━━━━━ SOURCE MATERIAL

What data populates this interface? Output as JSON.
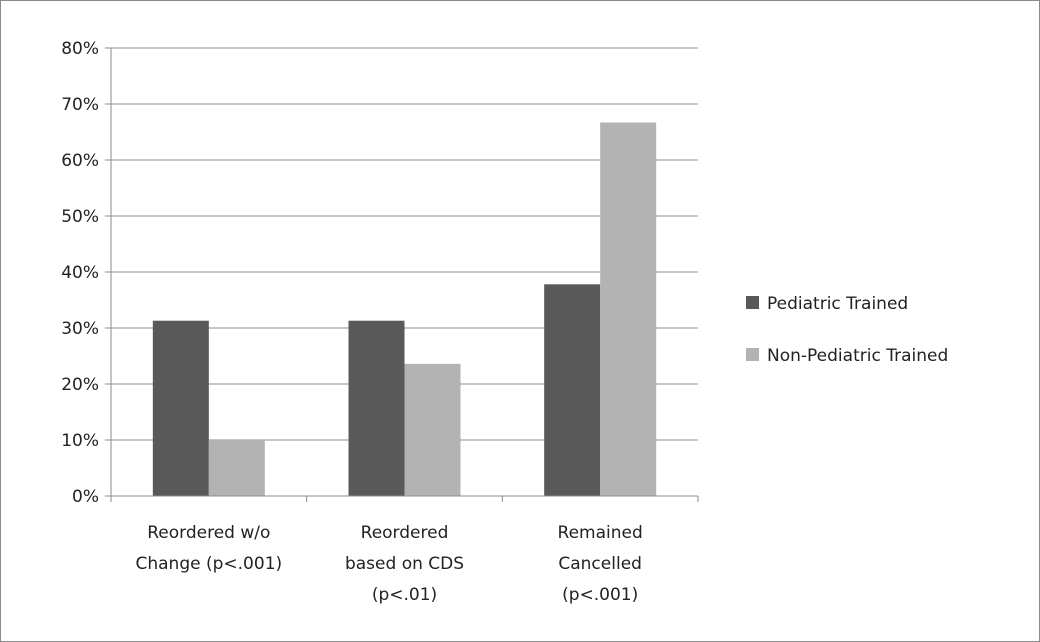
{
  "chart_data": {
    "type": "bar",
    "categories": [
      [
        "Reordered w/o",
        "Change (p<.001)"
      ],
      [
        "Reordered",
        "based on CDS",
        "(p<.01)"
      ],
      [
        "Remained",
        "Cancelled",
        "(p<.001)"
      ]
    ],
    "series": [
      {
        "name": "Pediatric Trained",
        "color": "#595959",
        "values": [
          31.3,
          31.3,
          37.8
        ]
      },
      {
        "name": "Non-Pediatric Trained",
        "color": "#b3b3b3",
        "values": [
          10.0,
          23.6,
          66.7
        ]
      }
    ],
    "ylim": [
      0,
      80
    ],
    "yticks": [
      0,
      10,
      20,
      30,
      40,
      50,
      60,
      70,
      80
    ],
    "ytick_format": "{v}%",
    "grid": true,
    "legend_position": "right",
    "title": "",
    "xlabel": "",
    "ylabel": ""
  }
}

━━━━━━━━━━

### DESCRIPTION OF THE TASK
Word for word, quote the lines above. Omit the pictures.

### RESULT
What data populates this interface? Output as JSON.
{
  "chart_data": {
    "type": "bar",
    "categories": [
      [
        "Reordered w/o",
        "Change (p<.001)"
      ],
      [
        "Reordered",
        "based on CDS",
        "(p<.01)"
      ],
      [
        "Remained",
        "Cancelled",
        "(p<.001)"
      ]
    ],
    "series": [
      {
        "name": "Pediatric Trained",
        "color": "#595959",
        "values": [
          31.3,
          31.3,
          37.8
        ]
      },
      {
        "name": "Non-Pediatric Trained",
        "color": "#b3b3b3",
        "values": [
          10.0,
          23.6,
          66.7
        ]
      }
    ],
    "ylim": [
      0,
      80
    ],
    "yticks": [
      0,
      10,
      20,
      30,
      40,
      50,
      60,
      70,
      80
    ],
    "ytick_format": "{v}%",
    "grid": true,
    "legend_position": "right",
    "title": "",
    "xlabel": "",
    "ylabel": ""
  }
}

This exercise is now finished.